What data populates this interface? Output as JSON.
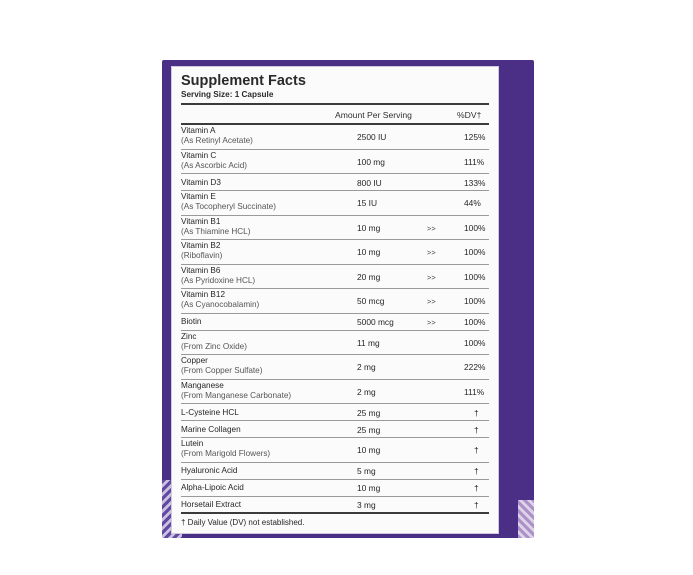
{
  "label": {
    "title": "Supplement Facts",
    "serving_size": "Serving Size: 1 Capsule",
    "columns": {
      "amount": "Amount Per Serving",
      "daily_value": "%DV†"
    },
    "rows": [
      {
        "name": "Vitamin A",
        "sub": "(As Retinyl Acetate)",
        "amount": "2500 IU",
        "arrow": "",
        "dv": "125%"
      },
      {
        "name": "Vitamin C",
        "sub": "(As Ascorbic Acid)",
        "amount": "100 mg",
        "arrow": "",
        "dv": "111%"
      },
      {
        "name": "Vitamin D3",
        "sub": "",
        "amount": "800 IU",
        "arrow": "",
        "dv": "133%"
      },
      {
        "name": "Vitamin E",
        "sub": "(As Tocopheryl Succinate)",
        "amount": "15 IU",
        "arrow": "",
        "dv": "44%"
      },
      {
        "name": "Vitamin B1",
        "sub": "(As Thiamine HCL)",
        "amount": "10 mg",
        "arrow": ">>",
        "dv": "100%"
      },
      {
        "name": "Vitamin B2",
        "sub": "(Riboflavin)",
        "amount": "10 mg",
        "arrow": ">>",
        "dv": "100%"
      },
      {
        "name": "Vitamin B6",
        "sub": "(As Pyridoxine HCL)",
        "amount": "20 mg",
        "arrow": ">>",
        "dv": "100%"
      },
      {
        "name": "Vitamin B12",
        "sub": "(As Cyanocobalamin)",
        "amount": "50 mcg",
        "arrow": ">>",
        "dv": "100%"
      },
      {
        "name": "Biotin",
        "sub": "",
        "amount": "5000 mcg",
        "arrow": ">>",
        "dv": "100%"
      },
      {
        "name": "Zinc",
        "sub": "(From Zinc Oxide)",
        "amount": "11 mg",
        "arrow": "",
        "dv": "100%"
      },
      {
        "name": "Copper",
        "sub": "(From Copper Sulfate)",
        "amount": "2 mg",
        "arrow": "",
        "dv": "222%"
      },
      {
        "name": "Manganese",
        "sub": "(From Manganese Carbonate)",
        "amount": "2 mg",
        "arrow": "",
        "dv": "111%"
      },
      {
        "name": "L-Cysteine HCL",
        "sub": "",
        "amount": "25 mg",
        "arrow": "",
        "dv": "†"
      },
      {
        "name": "Marine Collagen",
        "sub": "",
        "amount": "25 mg",
        "arrow": "",
        "dv": "†"
      },
      {
        "name": "Lutein",
        "sub": "(From Marigold Flowers)",
        "amount": "10 mg",
        "arrow": "",
        "dv": "†"
      },
      {
        "name": "Hyaluronic Acid",
        "sub": "",
        "amount": "5 mg",
        "arrow": "",
        "dv": "†"
      },
      {
        "name": "Alpha-Lipoic Acid",
        "sub": "",
        "amount": "10 mg",
        "arrow": "",
        "dv": "†"
      },
      {
        "name": "Horsetail Extract",
        "sub": "",
        "amount": "3 mg",
        "arrow": "",
        "dv": "†"
      }
    ],
    "footnote": "† Daily Value (DV) not established."
  },
  "colors": {
    "box_purple": "#4b2f86",
    "label_background": "#fbfbfc",
    "text": "#262626"
  }
}
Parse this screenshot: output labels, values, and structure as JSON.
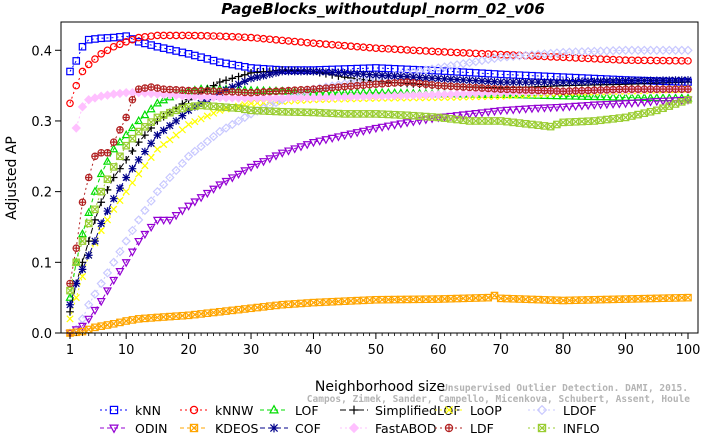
{
  "chart_data": {
    "type": "line",
    "title": "PageBlocks_withoutdupl_norm_02_v06",
    "xlabel": "Neighborhood size",
    "ylabel": "Adjusted AP",
    "xlim": [
      1,
      100
    ],
    "ylim": [
      0,
      0.44
    ],
    "x_ticks": [
      "1",
      "10",
      "20",
      "30",
      "40",
      "50",
      "60",
      "70",
      "80",
      "90",
      "100"
    ],
    "y_ticks": [
      "0.0",
      "0.1",
      "0.2",
      "0.3",
      "0.4"
    ],
    "grid": false,
    "legend_position": "bottom",
    "watermark": [
      "Campos, Zimek, Sander, Campello, Micenkova, Schubert, Assent, Houle",
      "Unsupervised Outlier Detection. DAMI, 2015."
    ],
    "series": [
      {
        "name": "kNN",
        "color": "#0000ff",
        "marker": "square",
        "dash": "2,3",
        "points": [
          [
            1,
            0.37
          ],
          [
            2,
            0.385
          ],
          [
            3,
            0.405
          ],
          [
            4,
            0.415
          ],
          [
            6,
            0.417
          ],
          [
            8,
            0.418
          ],
          [
            10,
            0.42
          ],
          [
            12,
            0.412
          ],
          [
            15,
            0.405
          ],
          [
            20,
            0.395
          ],
          [
            25,
            0.383
          ],
          [
            30,
            0.375
          ],
          [
            35,
            0.372
          ],
          [
            40,
            0.372
          ],
          [
            50,
            0.375
          ],
          [
            60,
            0.371
          ],
          [
            70,
            0.366
          ],
          [
            80,
            0.362
          ],
          [
            90,
            0.358
          ],
          [
            100,
            0.355
          ]
        ]
      },
      {
        "name": "kNNW",
        "color": "#ff0000",
        "marker": "circle",
        "dash": "2,3",
        "points": [
          [
            1,
            0.325
          ],
          [
            2,
            0.35
          ],
          [
            3,
            0.37
          ],
          [
            4,
            0.38
          ],
          [
            6,
            0.395
          ],
          [
            8,
            0.405
          ],
          [
            10,
            0.412
          ],
          [
            12,
            0.418
          ],
          [
            15,
            0.421
          ],
          [
            20,
            0.421
          ],
          [
            25,
            0.42
          ],
          [
            30,
            0.418
          ],
          [
            40,
            0.41
          ],
          [
            50,
            0.403
          ],
          [
            60,
            0.398
          ],
          [
            70,
            0.394
          ],
          [
            80,
            0.39
          ],
          [
            90,
            0.386
          ],
          [
            100,
            0.385
          ]
        ]
      },
      {
        "name": "LOF",
        "color": "#00dd00",
        "marker": "triangle-up",
        "dash": "4,3",
        "points": [
          [
            1,
            0.05
          ],
          [
            2,
            0.1
          ],
          [
            3,
            0.14
          ],
          [
            4,
            0.17
          ],
          [
            5,
            0.2
          ],
          [
            6,
            0.225
          ],
          [
            8,
            0.26
          ],
          [
            10,
            0.28
          ],
          [
            12,
            0.3
          ],
          [
            15,
            0.325
          ],
          [
            18,
            0.338
          ],
          [
            22,
            0.345
          ],
          [
            25,
            0.345
          ],
          [
            30,
            0.343
          ],
          [
            35,
            0.342
          ],
          [
            40,
            0.34
          ],
          [
            50,
            0.34
          ],
          [
            60,
            0.338
          ],
          [
            70,
            0.337
          ],
          [
            80,
            0.335
          ],
          [
            90,
            0.333
          ],
          [
            100,
            0.332
          ]
        ]
      },
      {
        "name": "SimplifiedLOF",
        "color": "#000000",
        "marker": "plus",
        "dash": "6,3",
        "points": [
          [
            1,
            0.03
          ],
          [
            2,
            0.07
          ],
          [
            3,
            0.1
          ],
          [
            4,
            0.13
          ],
          [
            5,
            0.16
          ],
          [
            6,
            0.185
          ],
          [
            8,
            0.22
          ],
          [
            10,
            0.245
          ],
          [
            12,
            0.27
          ],
          [
            15,
            0.3
          ],
          [
            20,
            0.33
          ],
          [
            25,
            0.355
          ],
          [
            30,
            0.368
          ],
          [
            35,
            0.372
          ],
          [
            40,
            0.37
          ],
          [
            45,
            0.362
          ],
          [
            50,
            0.356
          ],
          [
            55,
            0.353
          ],
          [
            60,
            0.35
          ],
          [
            65,
            0.348
          ],
          [
            70,
            0.347
          ],
          [
            75,
            0.348
          ],
          [
            80,
            0.35
          ],
          [
            90,
            0.352
          ],
          [
            100,
            0.355
          ]
        ]
      },
      {
        "name": "LoOP",
        "color": "#ffff00",
        "marker": "x",
        "dash": "2,3",
        "points": [
          [
            1,
            0.02
          ],
          [
            2,
            0.05
          ],
          [
            3,
            0.08
          ],
          [
            4,
            0.11
          ],
          [
            6,
            0.145
          ],
          [
            8,
            0.175
          ],
          [
            10,
            0.2
          ],
          [
            12,
            0.225
          ],
          [
            15,
            0.26
          ],
          [
            18,
            0.28
          ],
          [
            20,
            0.295
          ],
          [
            25,
            0.315
          ],
          [
            30,
            0.325
          ],
          [
            40,
            0.33
          ],
          [
            50,
            0.332
          ],
          [
            60,
            0.333
          ],
          [
            70,
            0.335
          ],
          [
            80,
            0.34
          ],
          [
            90,
            0.342
          ],
          [
            100,
            0.345
          ]
        ]
      },
      {
        "name": "LDOF",
        "color": "#c8c8ff",
        "marker": "diamond",
        "dash": "2,3",
        "points": [
          [
            1,
            0.0
          ],
          [
            2,
            0.005
          ],
          [
            3,
            0.02
          ],
          [
            4,
            0.04
          ],
          [
            6,
            0.07
          ],
          [
            8,
            0.1
          ],
          [
            10,
            0.13
          ],
          [
            12,
            0.16
          ],
          [
            15,
            0.2
          ],
          [
            18,
            0.23
          ],
          [
            20,
            0.25
          ],
          [
            25,
            0.285
          ],
          [
            30,
            0.31
          ],
          [
            35,
            0.33
          ],
          [
            40,
            0.345
          ],
          [
            50,
            0.36
          ],
          [
            60,
            0.375
          ],
          [
            70,
            0.39
          ],
          [
            80,
            0.397
          ],
          [
            90,
            0.4
          ],
          [
            100,
            0.4
          ]
        ]
      },
      {
        "name": "ODIN",
        "color": "#9400d3",
        "marker": "triangle-down",
        "dash": "4,3",
        "points": [
          [
            1,
            0.0
          ],
          [
            3,
            0.01
          ],
          [
            4,
            0.02
          ],
          [
            6,
            0.045
          ],
          [
            8,
            0.075
          ],
          [
            10,
            0.1
          ],
          [
            12,
            0.13
          ],
          [
            15,
            0.16
          ],
          [
            17,
            0.16
          ],
          [
            20,
            0.18
          ],
          [
            25,
            0.21
          ],
          [
            30,
            0.235
          ],
          [
            35,
            0.255
          ],
          [
            40,
            0.27
          ],
          [
            45,
            0.28
          ],
          [
            50,
            0.29
          ],
          [
            55,
            0.298
          ],
          [
            60,
            0.305
          ],
          [
            65,
            0.31
          ],
          [
            70,
            0.315
          ],
          [
            75,
            0.318
          ],
          [
            80,
            0.32
          ],
          [
            85,
            0.323
          ],
          [
            90,
            0.325
          ],
          [
            95,
            0.328
          ],
          [
            100,
            0.33
          ]
        ]
      },
      {
        "name": "KDEOS",
        "color": "#ffa500",
        "marker": "square-x",
        "dash": "4,3",
        "points": [
          [
            1,
            0.0
          ],
          [
            3,
            0.002
          ],
          [
            5,
            0.008
          ],
          [
            8,
            0.013
          ],
          [
            10,
            0.017
          ],
          [
            12,
            0.02
          ],
          [
            15,
            0.022
          ],
          [
            20,
            0.025
          ],
          [
            25,
            0.03
          ],
          [
            30,
            0.035
          ],
          [
            35,
            0.04
          ],
          [
            40,
            0.043
          ],
          [
            45,
            0.045
          ],
          [
            50,
            0.047
          ],
          [
            60,
            0.048
          ],
          [
            68,
            0.05
          ],
          [
            69,
            0.053
          ],
          [
            70,
            0.049
          ],
          [
            80,
            0.046
          ],
          [
            90,
            0.048
          ],
          [
            100,
            0.05
          ]
        ]
      },
      {
        "name": "COF",
        "color": "#00008b",
        "marker": "asterisk",
        "dash": "5,3",
        "points": [
          [
            1,
            0.04
          ],
          [
            2,
            0.07
          ],
          [
            3,
            0.09
          ],
          [
            4,
            0.11
          ],
          [
            5,
            0.13
          ],
          [
            6,
            0.155
          ],
          [
            8,
            0.19
          ],
          [
            10,
            0.22
          ],
          [
            12,
            0.245
          ],
          [
            15,
            0.28
          ],
          [
            18,
            0.3
          ],
          [
            20,
            0.315
          ],
          [
            25,
            0.34
          ],
          [
            30,
            0.36
          ],
          [
            35,
            0.37
          ],
          [
            40,
            0.37
          ],
          [
            45,
            0.368
          ],
          [
            50,
            0.365
          ],
          [
            60,
            0.36
          ],
          [
            70,
            0.355
          ],
          [
            80,
            0.355
          ],
          [
            90,
            0.357
          ],
          [
            100,
            0.358
          ]
        ]
      },
      {
        "name": "FastABOD",
        "color": "#ffc0ff",
        "marker": "diamond-filled",
        "dash": "2,3",
        "points": [
          [
            2,
            0.29
          ],
          [
            3,
            0.32
          ],
          [
            4,
            0.33
          ],
          [
            6,
            0.335
          ],
          [
            8,
            0.338
          ],
          [
            10,
            0.34
          ],
          [
            12,
            0.34
          ],
          [
            15,
            0.338
          ],
          [
            20,
            0.335
          ],
          [
            25,
            0.333
          ],
          [
            30,
            0.332
          ],
          [
            40,
            0.333
          ],
          [
            50,
            0.335
          ],
          [
            60,
            0.337
          ],
          [
            70,
            0.34
          ],
          [
            80,
            0.342
          ],
          [
            90,
            0.343
          ],
          [
            100,
            0.345
          ]
        ]
      },
      {
        "name": "LDF",
        "color": "#b22222",
        "marker": "circle-plus",
        "dash": "2,3",
        "points": [
          [
            1,
            0.07
          ],
          [
            2,
            0.12
          ],
          [
            3,
            0.185
          ],
          [
            4,
            0.22
          ],
          [
            5,
            0.25
          ],
          [
            6,
            0.255
          ],
          [
            7,
            0.255
          ],
          [
            8,
            0.27
          ],
          [
            10,
            0.305
          ],
          [
            11,
            0.33
          ],
          [
            12,
            0.345
          ],
          [
            14,
            0.348
          ],
          [
            16,
            0.345
          ],
          [
            20,
            0.343
          ],
          [
            25,
            0.342
          ],
          [
            30,
            0.34
          ],
          [
            40,
            0.345
          ],
          [
            50,
            0.352
          ],
          [
            55,
            0.355
          ],
          [
            60,
            0.35
          ],
          [
            70,
            0.345
          ],
          [
            80,
            0.342
          ],
          [
            90,
            0.345
          ],
          [
            100,
            0.345
          ]
        ]
      },
      {
        "name": "INFLO",
        "color": "#9acd32",
        "marker": "square-x",
        "dash": "2,3",
        "points": [
          [
            1,
            0.06
          ],
          [
            2,
            0.1
          ],
          [
            3,
            0.13
          ],
          [
            4,
            0.155
          ],
          [
            5,
            0.175
          ],
          [
            6,
            0.2
          ],
          [
            8,
            0.235
          ],
          [
            10,
            0.265
          ],
          [
            12,
            0.285
          ],
          [
            15,
            0.305
          ],
          [
            18,
            0.315
          ],
          [
            20,
            0.32
          ],
          [
            22,
            0.322
          ],
          [
            25,
            0.32
          ],
          [
            28,
            0.318
          ],
          [
            30,
            0.315
          ],
          [
            35,
            0.313
          ],
          [
            40,
            0.312
          ],
          [
            45,
            0.31
          ],
          [
            50,
            0.31
          ],
          [
            55,
            0.308
          ],
          [
            60,
            0.305
          ],
          [
            65,
            0.3
          ],
          [
            70,
            0.3
          ],
          [
            75,
            0.295
          ],
          [
            78,
            0.292
          ],
          [
            80,
            0.298
          ],
          [
            85,
            0.3
          ],
          [
            90,
            0.305
          ],
          [
            95,
            0.315
          ],
          [
            100,
            0.33
          ]
        ]
      }
    ]
  }
}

TASK: Write down only how many lines in the listing contain the word "marker".

SOLUTION FOR THIS EXERCISE: 12